Take every line where the string "content" appears and copy it.

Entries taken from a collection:
────────────────────────────────────────

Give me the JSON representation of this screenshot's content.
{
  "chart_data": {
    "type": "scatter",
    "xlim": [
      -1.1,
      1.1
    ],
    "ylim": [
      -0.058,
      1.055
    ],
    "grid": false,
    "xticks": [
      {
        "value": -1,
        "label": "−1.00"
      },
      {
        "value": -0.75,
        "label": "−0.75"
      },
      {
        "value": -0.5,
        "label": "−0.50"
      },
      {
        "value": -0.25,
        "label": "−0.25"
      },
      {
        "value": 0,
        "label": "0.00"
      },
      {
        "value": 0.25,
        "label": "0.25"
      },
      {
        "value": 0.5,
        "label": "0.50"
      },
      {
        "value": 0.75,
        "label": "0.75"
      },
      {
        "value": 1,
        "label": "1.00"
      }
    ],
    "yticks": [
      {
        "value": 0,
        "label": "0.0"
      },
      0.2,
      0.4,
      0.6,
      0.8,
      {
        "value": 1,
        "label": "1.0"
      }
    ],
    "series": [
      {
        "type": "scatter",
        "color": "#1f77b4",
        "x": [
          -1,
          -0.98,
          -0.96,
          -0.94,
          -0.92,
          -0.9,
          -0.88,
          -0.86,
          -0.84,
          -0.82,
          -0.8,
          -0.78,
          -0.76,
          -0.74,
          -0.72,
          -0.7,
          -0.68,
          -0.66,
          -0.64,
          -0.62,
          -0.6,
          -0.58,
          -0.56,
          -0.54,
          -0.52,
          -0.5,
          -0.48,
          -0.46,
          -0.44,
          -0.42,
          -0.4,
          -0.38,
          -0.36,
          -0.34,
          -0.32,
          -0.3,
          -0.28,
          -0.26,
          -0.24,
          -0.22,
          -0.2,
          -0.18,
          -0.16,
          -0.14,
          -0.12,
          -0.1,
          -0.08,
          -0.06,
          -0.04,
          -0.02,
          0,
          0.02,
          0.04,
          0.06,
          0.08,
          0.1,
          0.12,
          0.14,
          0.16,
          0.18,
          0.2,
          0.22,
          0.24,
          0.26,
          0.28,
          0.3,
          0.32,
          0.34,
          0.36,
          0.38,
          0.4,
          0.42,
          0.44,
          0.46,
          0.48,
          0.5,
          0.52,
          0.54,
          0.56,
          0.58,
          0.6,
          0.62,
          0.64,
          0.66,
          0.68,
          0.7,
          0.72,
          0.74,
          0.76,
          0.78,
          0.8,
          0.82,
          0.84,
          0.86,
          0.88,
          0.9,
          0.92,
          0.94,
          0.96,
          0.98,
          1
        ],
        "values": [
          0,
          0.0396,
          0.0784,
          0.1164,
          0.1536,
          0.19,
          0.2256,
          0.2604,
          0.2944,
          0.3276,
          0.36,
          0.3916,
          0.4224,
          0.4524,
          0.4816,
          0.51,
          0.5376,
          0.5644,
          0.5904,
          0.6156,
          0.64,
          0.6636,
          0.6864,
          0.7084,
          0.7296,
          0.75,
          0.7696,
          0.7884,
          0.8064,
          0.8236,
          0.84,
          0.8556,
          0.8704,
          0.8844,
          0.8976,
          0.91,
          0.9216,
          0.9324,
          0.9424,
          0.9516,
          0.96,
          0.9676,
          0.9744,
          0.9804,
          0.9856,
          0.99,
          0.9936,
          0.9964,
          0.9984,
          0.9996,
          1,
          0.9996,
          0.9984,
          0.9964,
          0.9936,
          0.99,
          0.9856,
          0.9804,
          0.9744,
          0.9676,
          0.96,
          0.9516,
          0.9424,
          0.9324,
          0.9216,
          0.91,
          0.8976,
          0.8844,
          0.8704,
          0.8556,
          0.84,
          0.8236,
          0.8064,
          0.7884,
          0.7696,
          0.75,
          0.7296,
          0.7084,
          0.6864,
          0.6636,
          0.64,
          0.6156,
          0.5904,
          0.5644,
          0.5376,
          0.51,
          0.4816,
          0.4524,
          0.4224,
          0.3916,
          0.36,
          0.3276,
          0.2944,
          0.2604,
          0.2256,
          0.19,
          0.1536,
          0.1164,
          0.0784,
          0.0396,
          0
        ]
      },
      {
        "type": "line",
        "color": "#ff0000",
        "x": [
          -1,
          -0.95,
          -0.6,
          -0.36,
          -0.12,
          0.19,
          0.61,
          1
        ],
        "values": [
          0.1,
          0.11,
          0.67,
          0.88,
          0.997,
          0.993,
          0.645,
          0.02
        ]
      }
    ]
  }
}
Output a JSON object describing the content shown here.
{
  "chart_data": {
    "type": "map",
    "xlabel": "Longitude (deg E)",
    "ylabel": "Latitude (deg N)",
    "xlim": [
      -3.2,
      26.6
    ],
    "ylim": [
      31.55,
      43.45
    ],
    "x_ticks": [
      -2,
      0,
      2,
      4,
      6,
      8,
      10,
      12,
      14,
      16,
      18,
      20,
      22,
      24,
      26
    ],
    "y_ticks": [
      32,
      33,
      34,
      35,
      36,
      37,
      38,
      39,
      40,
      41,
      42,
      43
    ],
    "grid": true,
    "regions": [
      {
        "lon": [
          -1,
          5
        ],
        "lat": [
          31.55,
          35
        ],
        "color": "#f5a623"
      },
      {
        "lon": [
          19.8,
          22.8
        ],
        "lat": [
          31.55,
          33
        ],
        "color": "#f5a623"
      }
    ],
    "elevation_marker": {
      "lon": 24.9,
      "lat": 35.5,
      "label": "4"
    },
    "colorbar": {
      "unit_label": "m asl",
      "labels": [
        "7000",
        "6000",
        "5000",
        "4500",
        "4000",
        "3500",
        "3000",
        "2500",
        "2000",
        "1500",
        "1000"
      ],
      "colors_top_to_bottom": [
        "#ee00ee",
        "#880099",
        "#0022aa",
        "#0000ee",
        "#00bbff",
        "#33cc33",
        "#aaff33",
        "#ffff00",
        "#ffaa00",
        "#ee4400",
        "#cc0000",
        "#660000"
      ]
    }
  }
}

────────────────────────────────────────

RESPONSE FOR THIS EXERCISE:
Give me the JSON representation of this screenshot's content.
Output a JSON object describing the content shown here.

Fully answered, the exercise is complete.